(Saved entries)

--- Start ---

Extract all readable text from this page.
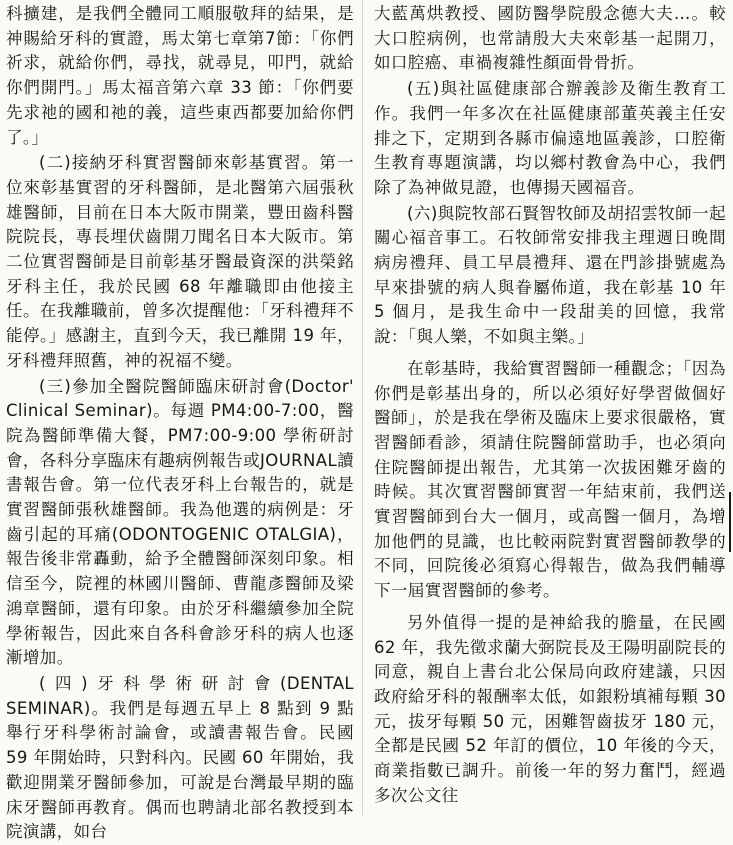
科擴建，是我們全體同工順服敬拜的結果，是神賜給牙科的實證，馬太第七章第7節：「你們祈求，就給你們，尋找，就尋見，叩門，就給你們開門。」馬太福音第六章 33 節：「你們要先求祂的國和祂的義，這些東西都要加給你們了。」

(二)接納牙科實習醫師來彰基實習。第一位來彰基實習的牙科醫師，是北醫第六屆張秋雄醫師，目前在日本大阪市開業，豐田齒科醫院院長，專長埋伏齒開刀聞名日本大阪市。第二位實習醫師是目前彰基牙醫最資深的洪榮銘牙科主任，我於民國 68 年離職即由他接主任。在我離職前，曾多次提醒他：「牙科禮拜不能停。」感謝主，直到今天，我已離開 19 年，牙科禮拜照舊，神的祝福不變。

(三)參加全醫院醫師臨床研討會(Doctor' Clinical Seminar)。每週 PM4:00-7:00，醫院為醫師準備大餐，PM7:00-9:00 學術研討會，各科分享臨床有趣病例報告或JOURNAL讀書報告會。第一位代表牙科上台報告的，就是實習醫師張秋雄醫師。我為他選的病例是：牙齒引起的耳痛(ODONTOGENIC OTALGIA)，報告後非常轟動，給予全體醫師深刻印象。相信至今，院裡的林國川醫師、曹龍彥醫師及梁鴻章醫師，還有印象。由於牙科繼續參加全院學術報告，因此來自各科會診牙科的病人也逐漸增加。

(四)牙科學術研討會(DENTAL SEMINAR)。我們是每週五早上 8 點到 9 點舉行牙科學術討論會，或讀書報告會。民國 59 年開始時，只對科內。民國 60 年開始，我歡迎開業牙醫師參加，可說是台灣最早期的臨床牙醫師再教育。偶而也聘請北部名教授到本院演講，如台

大藍萬烘教授、國防醫學院殷念德大夫…。較大口腔病例，也常請殷大夫來彰基一起開刀，如口腔癌、車禍複雜性顏面骨骨折。

(五)與社區健康部合辦義診及衛生教育工作。我們一年多次在社區健康部董英義主任安排之下，定期到各縣市偏遠地區義診，口腔衛生教育專題演講，均以鄉村教會為中心，我們除了為神做見證，也傳揚天國福音。

(六)與院牧部石賢智牧師及胡招雲牧師一起關心福音事工。石牧師常安排我主理週日晚間病房禮拜、員工早晨禮拜、還在門診掛號處為早來掛號的病人與眷屬佈道，我在彰基 10 年 5 個月，是我生命中一段甜美的回憶，我常說：「與人樂，不如與主樂。」

在彰基時，我給實習醫師一種觀念；「因為你們是彰基出身的，所以必須好好學習做個好醫師」，於是我在學術及臨床上要求很嚴格，實習醫師看診，須請住院醫師當助手，也必須向住院醫師提出報告，尤其第一次拔困難牙齒的時候。其次實習醫師實習一年結束前，我們送實習醫師到台大一個月，或高醫一個月，為增加他們的見識，也比較兩院對實習醫師教學的不同，回院後必須寫心得報告，做為我們輔導下一屆實習醫師的參考。

另外值得一提的是神給我的膽量，在民國 62 年，我先徵求蘭大弼院長及王陽明副院長的同意，親自上書台北公保局向政府建議，只因政府給牙科的報酬率太低，如銀粉填補每顆 30 元，拔牙每顆 50 元，困難智齒拔牙 180 元，全都是民國 52 年訂的價位，10 年後的今天，商業指數已調升。前後一年的努力奮鬥，經過多次公文往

--- End ---

**Task brief:**
Write the entries above out again exactly, but not the pictures.

**Exercise solution:**
Extract all readable text from this page.
科擴建，是我們全體同工順服敬拜的結果，是神賜給牙科的實證，馬太第七章第7節：「你們祈求，就給你們，尋找，就尋見，叩門，就給你們開門。」馬太福音第六章 33 節：「你們要先求祂的國和祂的義，這些東西都要加給你們了。」

(二)接納牙科實習醫師來彰基實習。第一位來彰基實習的牙科醫師，是北醫第六屆張秋雄醫師，目前在日本大阪市開業，豐田齒科醫院院長，專長埋伏齒開刀聞名日本大阪市。第二位實習醫師是目前彰基牙醫最資深的洪榮銘牙科主任，我於民國 68 年離職即由他接主任。在我離職前，曾多次提醒他：「牙科禮拜不能停。」感謝主，直到今天，我已離開 19 年，牙科禮拜照舊，神的祝福不變。

(三)參加全醫院醫師臨床研討會(Doctor' Clinical Seminar)。每週 PM4:00-7:00，醫院為醫師準備大餐，PM7:00-9:00 學術研討會，各科分享臨床有趣病例報告或JOURNAL讀書報告會。第一位代表牙科上台報告的，就是實習醫師張秋雄醫師。我為他選的病例是：牙齒引起的耳痛(ODONTOGENIC OTALGIA)，報告後非常轟動，給予全體醫師深刻印象。相信至今，院裡的林國川醫師、曹龍彥醫師及梁鴻章醫師，還有印象。由於牙科繼續參加全院學術報告，因此來自各科會診牙科的病人也逐漸增加。

(四)牙科學術研討會(DENTAL SEMINAR)。我們是每週五早上 8 點到 9 點舉行牙科學術討論會，或讀書報告會。民國 59 年開始時，只對科內。民國 60 年開始，我歡迎開業牙醫師參加，可說是台灣最早期的臨床牙醫師再教育。偶而也聘請北部名教授到本院演講，如台

大藍萬烘教授、國防醫學院殷念德大夫…。較大口腔病例，也常請殷大夫來彰基一起開刀，如口腔癌、車禍複雜性顏面骨骨折。

(五)與社區健康部合辦義診及衛生教育工作。我們一年多次在社區健康部董英義主任安排之下，定期到各縣市偏遠地區義診，口腔衛生教育專題演講，均以鄉村教會為中心，我們除了為神做見證，也傳揚天國福音。

(六)與院牧部石賢智牧師及胡招雲牧師一起關心福音事工。石牧師常安排我主理週日晚間病房禮拜、員工早晨禮拜、還在門診掛號處為早來掛號的病人與眷屬佈道，我在彰基 10 年 5 個月，是我生命中一段甜美的回憶，我常說：「與人樂，不如與主樂。」

在彰基時，我給實習醫師一種觀念；「因為你們是彰基出身的，所以必須好好學習做個好醫師」，於是我在學術及臨床上要求很嚴格，實習醫師看診，須請住院醫師當助手，也必須向住院醫師提出報告，尤其第一次拔困難牙齒的時候。其次實習醫師實習一年結束前，我們送實習醫師到台大一個月，或高醫一個月，為增加他們的見識，也比較兩院對實習醫師教學的不同，回院後必須寫心得報告，做為我們輔導下一屆實習醫師的參考。

另外值得一提的是神給我的膽量，在民國 62 年，我先徵求蘭大弼院長及王陽明副院長的同意，親自上書台北公保局向政府建議，只因政府給牙科的報酬率太低，如銀粉填補每顆 30 元，拔牙每顆 50 元，困難智齒拔牙 180 元，全都是民國 52 年訂的價位，10 年後的今天，商業指數已調升。前後一年的努力奮鬥，經過多次公文往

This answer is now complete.